>> begin
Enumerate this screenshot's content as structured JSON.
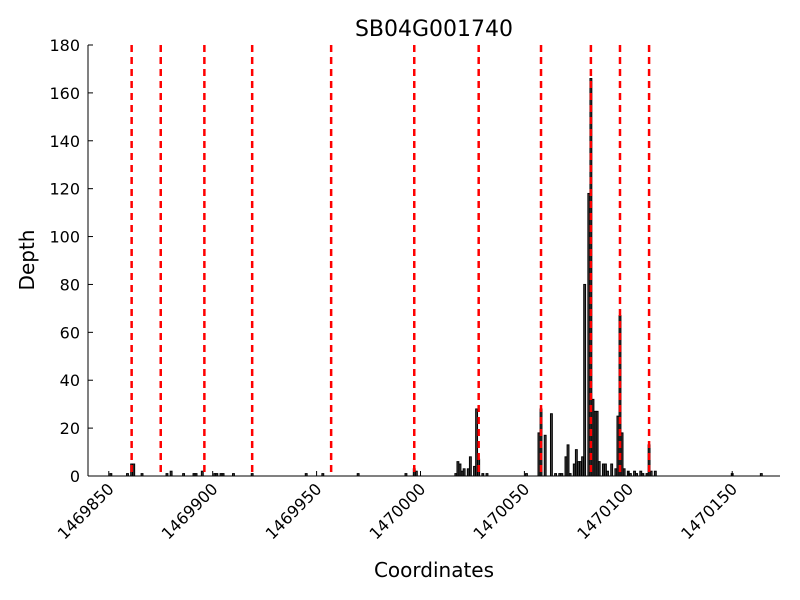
{
  "chart_data": {
    "type": "bar",
    "title": "SB04G001740",
    "xlabel": "Coordinates",
    "ylabel": "Depth",
    "x": [
      1469851,
      1469859,
      1469861,
      1469862,
      1469866,
      1469878,
      1469880,
      1469886,
      1469891,
      1469892,
      1469895,
      1469901,
      1469902,
      1469904,
      1469905,
      1469910,
      1469919,
      1469945,
      1469953,
      1469970,
      1469993,
      1469997,
      1469998,
      1470017,
      1470018,
      1470019,
      1470020,
      1470021,
      1470023,
      1470024,
      1470026,
      1470027,
      1470028,
      1470030,
      1470032,
      1470051,
      1470057,
      1470058,
      1470060,
      1470063,
      1470065,
      1470067,
      1470068,
      1470070,
      1470071,
      1470072,
      1470074,
      1470075,
      1470076,
      1470077,
      1470078,
      1470079,
      1470081,
      1470082,
      1470083,
      1470084,
      1470085,
      1470086,
      1470088,
      1470089,
      1470090,
      1470092,
      1470094,
      1470095,
      1470096,
      1470097,
      1470098,
      1470100,
      1470101,
      1470103,
      1470104,
      1470106,
      1470107,
      1470109,
      1470110,
      1470111,
      1470113,
      1470150,
      1470164
    ],
    "values": [
      1,
      1,
      5,
      5,
      1,
      1,
      2,
      1,
      1,
      1,
      2,
      1,
      1,
      1,
      1,
      1,
      1,
      1,
      1,
      1,
      1,
      3,
      2,
      1,
      6,
      5,
      2,
      3,
      3,
      8,
      4,
      28,
      7,
      1,
      1,
      1,
      18,
      28,
      17,
      26,
      1,
      1,
      1,
      8,
      13,
      1,
      5,
      11,
      6,
      6,
      8,
      80,
      118,
      166,
      32,
      27,
      27,
      6,
      5,
      5,
      2,
      5,
      3,
      25,
      67,
      18,
      3,
      2,
      1,
      2,
      1,
      2,
      1,
      1,
      13,
      2,
      2,
      1,
      1
    ],
    "color": "#444444",
    "vlines": [
      1469861,
      1469875,
      1469896,
      1469919,
      1469957,
      1469997,
      1470028,
      1470058,
      1470082,
      1470096,
      1470110
    ],
    "vline_color": "#ff0000",
    "xlim": [
      1469840,
      1470173
    ],
    "ylim": [
      0,
      180
    ],
    "xticks": [
      1469850,
      1469900,
      1469950,
      1470000,
      1470050,
      1470100,
      1470150
    ],
    "yticks": [
      0,
      20,
      40,
      60,
      80,
      100,
      120,
      140,
      160,
      180
    ]
  }
}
>> end
- _Problem to work on_
Leave images out of the retyped records; keep all else exact.

- _Complete output_
Enumerate this screenshot's content as structured JSON.
{
  "chart_data": {
    "type": "bar",
    "title": "SB04G001740",
    "xlabel": "Coordinates",
    "ylabel": "Depth",
    "x": [
      1469851,
      1469859,
      1469861,
      1469862,
      1469866,
      1469878,
      1469880,
      1469886,
      1469891,
      1469892,
      1469895,
      1469901,
      1469902,
      1469904,
      1469905,
      1469910,
      1469919,
      1469945,
      1469953,
      1469970,
      1469993,
      1469997,
      1469998,
      1470017,
      1470018,
      1470019,
      1470020,
      1470021,
      1470023,
      1470024,
      1470026,
      1470027,
      1470028,
      1470030,
      1470032,
      1470051,
      1470057,
      1470058,
      1470060,
      1470063,
      1470065,
      1470067,
      1470068,
      1470070,
      1470071,
      1470072,
      1470074,
      1470075,
      1470076,
      1470077,
      1470078,
      1470079,
      1470081,
      1470082,
      1470083,
      1470084,
      1470085,
      1470086,
      1470088,
      1470089,
      1470090,
      1470092,
      1470094,
      1470095,
      1470096,
      1470097,
      1470098,
      1470100,
      1470101,
      1470103,
      1470104,
      1470106,
      1470107,
      1470109,
      1470110,
      1470111,
      1470113,
      1470150,
      1470164
    ],
    "values": [
      1,
      1,
      5,
      5,
      1,
      1,
      2,
      1,
      1,
      1,
      2,
      1,
      1,
      1,
      1,
      1,
      1,
      1,
      1,
      1,
      1,
      3,
      2,
      1,
      6,
      5,
      2,
      3,
      3,
      8,
      4,
      28,
      7,
      1,
      1,
      1,
      18,
      28,
      17,
      26,
      1,
      1,
      1,
      8,
      13,
      1,
      5,
      11,
      6,
      6,
      8,
      80,
      118,
      166,
      32,
      27,
      27,
      6,
      5,
      5,
      2,
      5,
      3,
      25,
      67,
      18,
      3,
      2,
      1,
      2,
      1,
      2,
      1,
      1,
      13,
      2,
      2,
      1,
      1
    ],
    "color": "#444444",
    "vlines": [
      1469861,
      1469875,
      1469896,
      1469919,
      1469957,
      1469997,
      1470028,
      1470058,
      1470082,
      1470096,
      1470110
    ],
    "vline_color": "#ff0000",
    "xlim": [
      1469840,
      1470173
    ],
    "ylim": [
      0,
      180
    ],
    "xticks": [
      1469850,
      1469900,
      1469950,
      1470000,
      1470050,
      1470100,
      1470150
    ],
    "yticks": [
      0,
      20,
      40,
      60,
      80,
      100,
      120,
      140,
      160,
      180
    ]
  }
}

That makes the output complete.